»»

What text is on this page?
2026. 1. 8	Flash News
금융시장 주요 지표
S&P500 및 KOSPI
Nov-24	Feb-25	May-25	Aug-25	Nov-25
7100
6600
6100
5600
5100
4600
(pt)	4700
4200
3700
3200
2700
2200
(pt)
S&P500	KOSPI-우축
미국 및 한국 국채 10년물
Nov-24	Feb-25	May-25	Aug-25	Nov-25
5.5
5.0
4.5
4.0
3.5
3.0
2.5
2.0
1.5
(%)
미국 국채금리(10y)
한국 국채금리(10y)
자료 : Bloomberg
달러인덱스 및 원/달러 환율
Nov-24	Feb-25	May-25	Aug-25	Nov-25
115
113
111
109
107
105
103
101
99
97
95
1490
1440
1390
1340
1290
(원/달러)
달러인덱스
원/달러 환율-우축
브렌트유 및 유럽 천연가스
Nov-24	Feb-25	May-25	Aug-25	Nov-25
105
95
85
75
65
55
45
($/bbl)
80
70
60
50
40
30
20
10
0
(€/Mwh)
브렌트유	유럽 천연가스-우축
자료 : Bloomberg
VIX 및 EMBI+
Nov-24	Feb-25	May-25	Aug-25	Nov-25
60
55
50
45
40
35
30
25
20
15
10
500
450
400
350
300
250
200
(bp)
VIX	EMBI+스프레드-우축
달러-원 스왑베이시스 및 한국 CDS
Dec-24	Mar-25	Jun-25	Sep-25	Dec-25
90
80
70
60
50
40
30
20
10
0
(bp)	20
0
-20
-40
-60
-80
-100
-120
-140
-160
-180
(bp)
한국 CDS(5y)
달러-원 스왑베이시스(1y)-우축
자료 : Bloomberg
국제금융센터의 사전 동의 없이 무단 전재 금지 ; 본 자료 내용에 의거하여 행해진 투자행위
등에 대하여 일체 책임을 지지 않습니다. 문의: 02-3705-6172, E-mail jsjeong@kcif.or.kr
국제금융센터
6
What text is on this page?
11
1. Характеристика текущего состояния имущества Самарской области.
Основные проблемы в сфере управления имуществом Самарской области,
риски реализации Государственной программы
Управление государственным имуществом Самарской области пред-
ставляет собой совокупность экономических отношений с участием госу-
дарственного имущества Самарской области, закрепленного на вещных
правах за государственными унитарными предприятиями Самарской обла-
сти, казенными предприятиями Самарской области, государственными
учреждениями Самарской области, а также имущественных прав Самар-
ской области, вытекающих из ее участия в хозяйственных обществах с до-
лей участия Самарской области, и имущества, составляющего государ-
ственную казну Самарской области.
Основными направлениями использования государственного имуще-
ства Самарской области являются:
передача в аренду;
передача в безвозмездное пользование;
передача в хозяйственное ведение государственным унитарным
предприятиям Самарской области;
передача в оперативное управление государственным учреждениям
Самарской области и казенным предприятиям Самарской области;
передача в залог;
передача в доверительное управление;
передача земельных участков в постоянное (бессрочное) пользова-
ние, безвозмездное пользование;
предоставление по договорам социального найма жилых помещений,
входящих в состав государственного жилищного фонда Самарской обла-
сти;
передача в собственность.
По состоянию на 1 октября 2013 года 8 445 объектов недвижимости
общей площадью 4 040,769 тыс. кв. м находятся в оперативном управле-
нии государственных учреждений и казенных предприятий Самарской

««

- Exercise objective:
Retype the records in full. Keep every line identical to the original.

- Written response:
What text is on this page?
2026. 1. 8	Flash News
금융시장 주요 지표
S&P500 및 KOSPI
Nov-24	Feb-25	May-25	Aug-25	Nov-25
7100
6600
6100
5600
5100
4600
(pt)	4700
4200
3700
3200
2700
2200
(pt)
S&P500	KOSPI-우축
미국 및 한국 국채 10년물
Nov-24	Feb-25	May-25	Aug-25	Nov-25
5.5
5.0
4.5
4.0
3.5
3.0
2.5
2.0
1.5
(%)
미국 국채금리(10y)
한국 국채금리(10y)
자료 : Bloomberg
달러인덱스 및 원/달러 환율
Nov-24	Feb-25	May-25	Aug-25	Nov-25
115
113
111
109
107
105
103
101
99
97
95
1490
1440
1390
1340
1290
(원/달러)
달러인덱스
원/달러 환율-우축
브렌트유 및 유럽 천연가스
Nov-24	Feb-25	May-25	Aug-25	Nov-25
105
95
85
75
65
55
45
($/bbl)
80
70
60
50
40
30
20
10
0
(€/Mwh)
브렌트유	유럽 천연가스-우축
자료 : Bloomberg
VIX 및 EMBI+
Nov-24	Feb-25	May-25	Aug-25	Nov-25
60
55
50
45
40
35
30
25
20
15
10
500
450
400
350
300
250
200
(bp)
VIX	EMBI+스프레드-우축
달러-원 스왑베이시스 및 한국 CDS
Dec-24	Mar-25	Jun-25	Sep-25	Dec-25
90
80
70
60
50
40
30
20
10
0
(bp)	20
0
-20
-40
-60
-80
-100
-120
-140
-160
-180
(bp)
한국 CDS(5y)
달러-원 스왑베이시스(1y)-우축
자료 : Bloomberg
국제금융센터의 사전 동의 없이 무단 전재 금지 ; 본 자료 내용에 의거하여 행해진 투자행위
등에 대하여 일체 책임을 지지 않습니다. 문의: 02-3705-6172, E-mail jsjeong@kcif.or.kr
국제금융센터
6
What text is on this page?
11
1. Характеристика текущего состояния имущества Самарской области.
Основные проблемы в сфере управления имуществом Самарской области,
риски реализации Государственной программы
Управление государственным имуществом Самарской области пред-
ставляет собой совокупность экономических отношений с участием госу-
дарственного имущества Самарской области, закрепленного на вещных
правах за государственными унитарными предприятиями Самарской обла-
сти, казенными предприятиями Самарской области, государственными
учреждениями Самарской области, а также имущественных прав Самар-
ской области, вытекающих из ее участия в хозяйственных обществах с до-
лей участия Самарской области, и имущества, составляющего государ-
ственную казну Самарской области.
Основными направлениями использования государственного имуще-
ства Самарской области являются:
передача в аренду;
передача в безвозмездное пользование;
передача в хозяйственное ведение государственным унитарным
предприятиям Самарской области;
передача в оперативное управление государственным учреждениям
Самарской области и казенным предприятиям Самарской области;
передача в залог;
передача в доверительное управление;
передача земельных участков в постоянное (бессрочное) пользова-
ние, безвозмездное пользование;
предоставление по договорам социального найма жилых помещений,
входящих в состав государственного жилищного фонда Самарской обла-
сти;
передача в собственность.
По состоянию на 1 октября 2013 года 8 445 объектов недвижимости
общей площадью 4 040,769 тыс. кв. м находятся в оперативном управле-
нии государственных учреждений и казенных предприятий Самарской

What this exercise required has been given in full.